**Work to complete:** Skip the pictures and repeat each line of the data exactly.
---
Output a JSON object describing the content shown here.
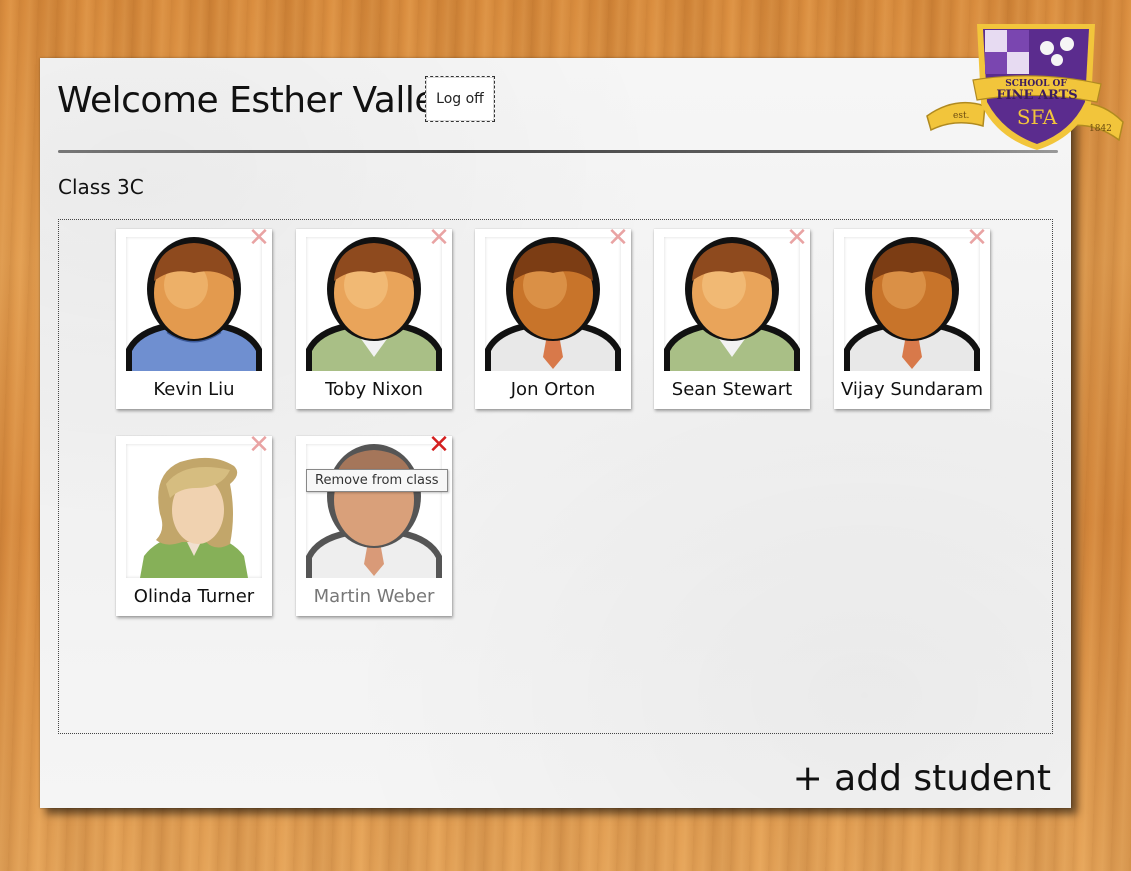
{
  "header": {
    "welcome": "Welcome Esther Valle!",
    "logoff_label": "Log off"
  },
  "crest": {
    "line1": "SCHOOL OF",
    "line2": "FINE ARTS",
    "monogram": "SFA",
    "est_label": "est.",
    "year": "1842",
    "primary_color": "#5b2c8e",
    "gold_color": "#f2c53b"
  },
  "class": {
    "title": "Class 3C"
  },
  "students": [
    {
      "name": "Kevin Liu",
      "avatar": "male-sweater-icon"
    },
    {
      "name": "Toby Nixon",
      "avatar": "male-cardigan-icon"
    },
    {
      "name": "Jon Orton",
      "avatar": "male-shirt-tie-icon"
    },
    {
      "name": "Sean Stewart",
      "avatar": "male-cardigan-icon"
    },
    {
      "name": "Vijay Sundaram",
      "avatar": "male-shirt-tie-icon"
    },
    {
      "name": "Olinda Turner",
      "avatar": "female-icon"
    },
    {
      "name": "Martin Weber",
      "avatar": "male-shirt-tie-icon"
    }
  ],
  "tooltip": "Remove from class",
  "remove_glyph": "✕",
  "add_student_label": "+ add student"
}
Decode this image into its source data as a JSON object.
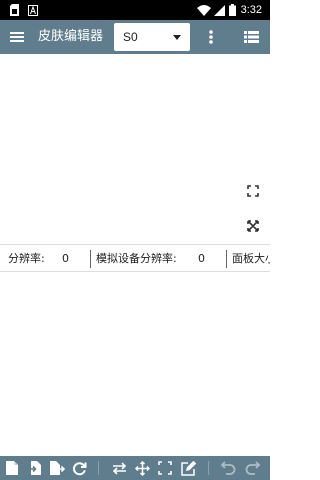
{
  "status_bar": {
    "time": "3:32",
    "sim_icon": "sim-card-icon",
    "notification_icon": "letter-a-icon"
  },
  "app_bar": {
    "title": "皮肤编辑器",
    "skin_selector": {
      "value": "S0"
    },
    "icons": [
      "hamburger-menu-icon",
      "more-vert-icon",
      "view-list-icon"
    ]
  },
  "canvas_controls": [
    "fullscreen-icon",
    "fit-screen-icon"
  ],
  "info_bar": {
    "resolution_label": "分辨率:",
    "resolution_value": "0",
    "sim_resolution_label": "模拟设备分辨率:",
    "sim_resolution_value": "0",
    "panel_size_label": "面板大小"
  },
  "bottom_toolbar": {
    "tools": [
      "new-file-icon",
      "import-file-icon",
      "export-file-icon",
      "refresh-icon",
      "swap-horizontal-icon",
      "move-icon",
      "select-area-icon",
      "edit-icon",
      "undo-icon",
      "redo-icon"
    ]
  },
  "colors": {
    "toolbar": "#5f7d8c",
    "status_bar": "#000000",
    "background": "#ffffff"
  }
}
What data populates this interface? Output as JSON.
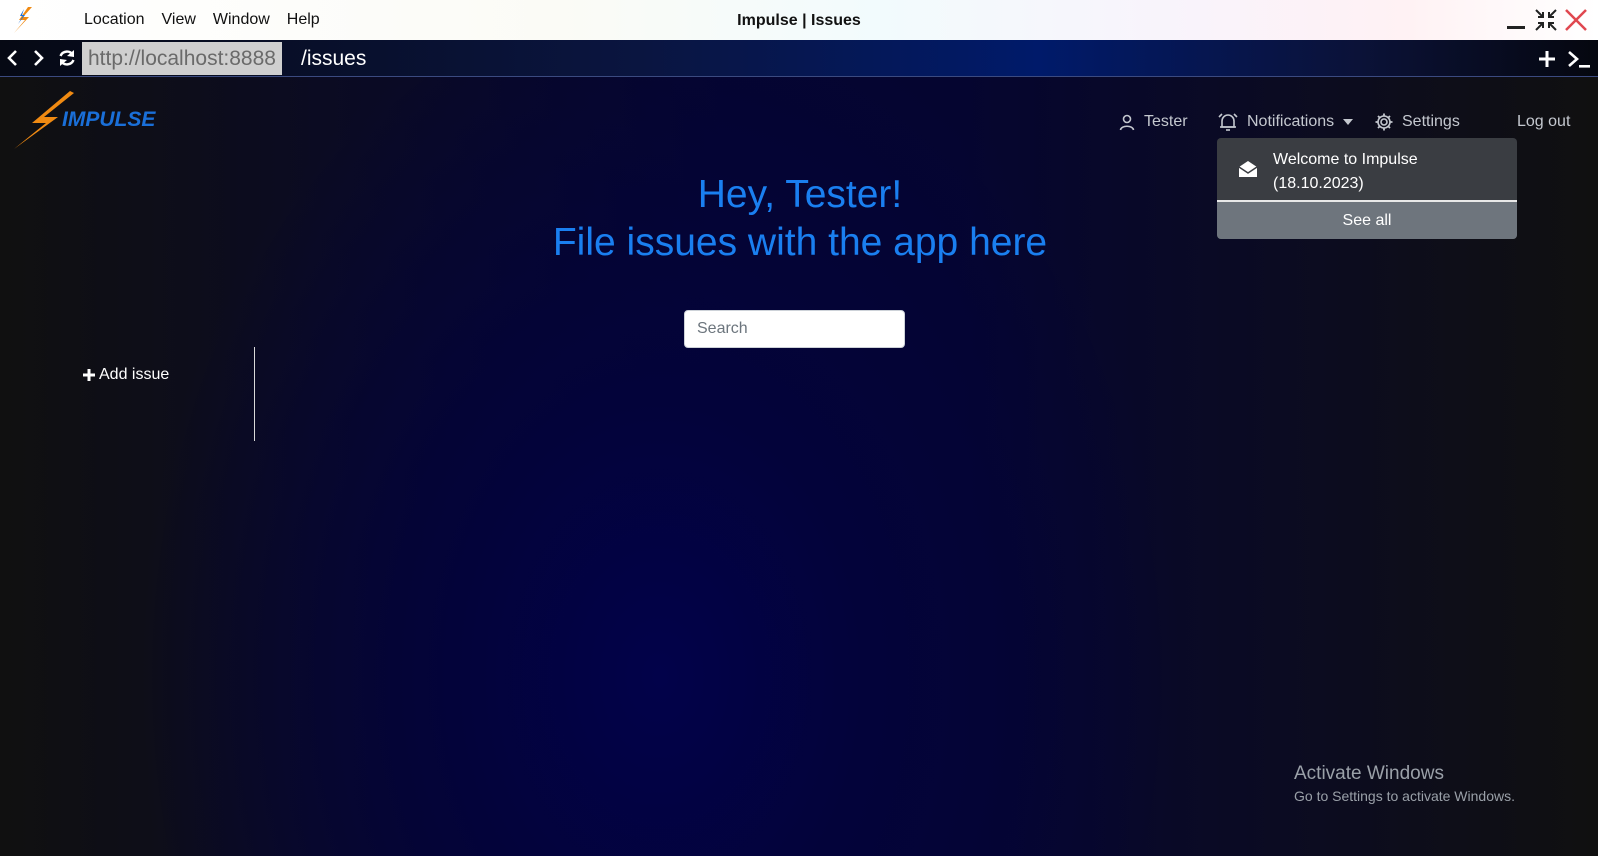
{
  "window": {
    "title": "Impulse | Issues",
    "menu": [
      "Location",
      "View",
      "Window",
      "Help"
    ]
  },
  "addressbar": {
    "url_base": "http://localhost:8888",
    "url_path": "/issues"
  },
  "app": {
    "brand": "IMPULSE",
    "nav": {
      "user": "Tester",
      "notifications": "Notifications",
      "settings": "Settings",
      "logout": "Log out"
    },
    "notifications_dropdown": {
      "items": [
        {
          "text": "Welcome to Impulse  (18.10.2023)",
          "icon": "envelope-open-icon"
        }
      ],
      "see_all": "See all"
    },
    "greeting": {
      "line1": "Hey, Tester!",
      "line2": "File issues with the app here"
    },
    "search": {
      "placeholder": "Search",
      "value": ""
    },
    "sidebar": {
      "add_issue": "Add issue"
    }
  },
  "watermark": {
    "title": "Activate Windows",
    "subtitle": "Go to Settings to activate Windows."
  },
  "colors": {
    "accent": "#1a7ff0",
    "brand_orange": "#f08a12",
    "brand_blue": "#1a6fd8",
    "dropdown_bg": "#3a3d42",
    "see_all_bg": "#6e757d",
    "close_red": "#e0474f"
  }
}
---
**Finished answer:**
Output a JSON object describing the content shown here.
{
  "header": {
    "welcome": "Welcome Esther Valle!",
    "logoff_label": "Log off"
  },
  "crest": {
    "line1": "SCHOOL OF",
    "line2": "FINE ARTS",
    "monogram": "SFA",
    "est_label": "est.",
    "year": "1842",
    "primary_color": "#5b2c8e",
    "gold_color": "#f2c53b"
  },
  "class": {
    "title": "Class 3C"
  },
  "students": [
    {
      "name": "Kevin Liu",
      "avatar": "male-sweater-icon"
    },
    {
      "name": "Toby Nixon",
      "avatar": "male-cardigan-icon"
    },
    {
      "name": "Jon Orton",
      "avatar": "male-shirt-tie-icon"
    },
    {
      "name": "Sean Stewart",
      "avatar": "male-cardigan-icon"
    },
    {
      "name": "Vijay Sundaram",
      "avatar": "male-shirt-tie-icon"
    },
    {
      "name": "Olinda Turner",
      "avatar": "female-icon"
    },
    {
      "name": "Martin Weber",
      "avatar": "male-shirt-tie-icon"
    }
  ],
  "tooltip": "Remove from class",
  "remove_glyph": "✕",
  "add_student_label": "+ add student"
}
Decode this image into its source data as a JSON object.
{
  "status_bar": {
    "time": "3:32",
    "sim_icon": "sim-card-icon",
    "notification_icon": "letter-a-icon"
  },
  "app_bar": {
    "title": "皮肤编辑器",
    "skin_selector": {
      "value": "S0"
    },
    "icons": [
      "hamburger-menu-icon",
      "more-vert-icon",
      "view-list-icon"
    ]
  },
  "canvas_controls": [
    "fullscreen-icon",
    "fit-screen-icon"
  ],
  "info_bar": {
    "resolution_label": "分辨率:",
    "resolution_value": "0",
    "sim_resolution_label": "模拟设备分辨率:",
    "sim_resolution_value": "0",
    "panel_size_label": "面板大小"
  },
  "bottom_toolbar": {
    "tools": [
      "new-file-icon",
      "import-file-icon",
      "export-file-icon",
      "refresh-icon",
      "swap-horizontal-icon",
      "move-icon",
      "select-area-icon",
      "edit-icon",
      "undo-icon",
      "redo-icon"
    ]
  },
  "colors": {
    "toolbar": "#5f7d8c",
    "status_bar": "#000000",
    "background": "#ffffff"
  }
}
What data populates this interface? Output as JSON.
{
  "window": {
    "title": "Impulse | Issues",
    "menu": [
      "Location",
      "View",
      "Window",
      "Help"
    ]
  },
  "addressbar": {
    "url_base": "http://localhost:8888",
    "url_path": "/issues"
  },
  "app": {
    "brand": "IMPULSE",
    "nav": {
      "user": "Tester",
      "notifications": "Notifications",
      "settings": "Settings",
      "logout": "Log out"
    },
    "notifications_dropdown": {
      "items": [
        {
          "text": "Welcome to Impulse  (18.10.2023)",
          "icon": "envelope-open-icon"
        }
      ],
      "see_all": "See all"
    },
    "greeting": {
      "line1": "Hey, Tester!",
      "line2": "File issues with the app here"
    },
    "search": {
      "placeholder": "Search",
      "value": ""
    },
    "sidebar": {
      "add_issue": "Add issue"
    }
  },
  "watermark": {
    "title": "Activate Windows",
    "subtitle": "Go to Settings to activate Windows."
  },
  "colors": {
    "accent": "#1a7ff0",
    "brand_orange": "#f08a12",
    "brand_blue": "#1a6fd8",
    "dropdown_bg": "#3a3d42",
    "see_all_bg": "#6e757d",
    "close_red": "#e0474f"
  }
}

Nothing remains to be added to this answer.